Begin

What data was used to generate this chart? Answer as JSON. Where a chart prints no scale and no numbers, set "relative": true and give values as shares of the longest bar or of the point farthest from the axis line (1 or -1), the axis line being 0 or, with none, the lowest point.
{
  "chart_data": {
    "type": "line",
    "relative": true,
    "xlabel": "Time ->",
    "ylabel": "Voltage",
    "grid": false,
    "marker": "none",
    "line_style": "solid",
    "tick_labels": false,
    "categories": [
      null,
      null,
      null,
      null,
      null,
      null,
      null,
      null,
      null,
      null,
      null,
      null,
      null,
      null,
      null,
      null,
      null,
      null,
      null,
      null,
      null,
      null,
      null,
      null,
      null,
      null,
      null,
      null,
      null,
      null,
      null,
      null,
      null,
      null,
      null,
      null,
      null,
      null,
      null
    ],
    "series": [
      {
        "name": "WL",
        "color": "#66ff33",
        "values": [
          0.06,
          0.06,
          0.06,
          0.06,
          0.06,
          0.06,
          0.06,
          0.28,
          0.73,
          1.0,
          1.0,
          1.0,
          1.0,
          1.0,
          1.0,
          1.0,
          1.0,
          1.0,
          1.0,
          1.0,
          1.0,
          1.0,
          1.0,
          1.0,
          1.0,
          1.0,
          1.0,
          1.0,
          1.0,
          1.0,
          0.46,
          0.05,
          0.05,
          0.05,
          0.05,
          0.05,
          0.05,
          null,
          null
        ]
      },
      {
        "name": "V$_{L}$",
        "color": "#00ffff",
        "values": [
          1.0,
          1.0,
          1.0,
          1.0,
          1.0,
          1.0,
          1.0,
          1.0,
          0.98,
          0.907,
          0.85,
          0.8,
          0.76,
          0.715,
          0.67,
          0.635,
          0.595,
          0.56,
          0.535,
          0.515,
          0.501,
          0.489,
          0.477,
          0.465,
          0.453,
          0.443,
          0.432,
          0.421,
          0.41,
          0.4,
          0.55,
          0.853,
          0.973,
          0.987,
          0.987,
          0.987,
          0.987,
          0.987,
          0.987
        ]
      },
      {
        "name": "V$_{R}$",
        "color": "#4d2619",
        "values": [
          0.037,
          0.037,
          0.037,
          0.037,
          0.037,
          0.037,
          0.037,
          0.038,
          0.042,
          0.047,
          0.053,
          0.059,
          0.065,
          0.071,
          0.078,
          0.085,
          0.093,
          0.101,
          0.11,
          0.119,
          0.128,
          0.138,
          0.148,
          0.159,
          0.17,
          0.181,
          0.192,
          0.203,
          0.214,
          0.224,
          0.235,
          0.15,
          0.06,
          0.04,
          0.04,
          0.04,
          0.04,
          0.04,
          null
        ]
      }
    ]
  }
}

End

Task requirements >> Determine how many lines in the data above contain the string "true". Give nothing except the number.

Solution to this exercise >> 2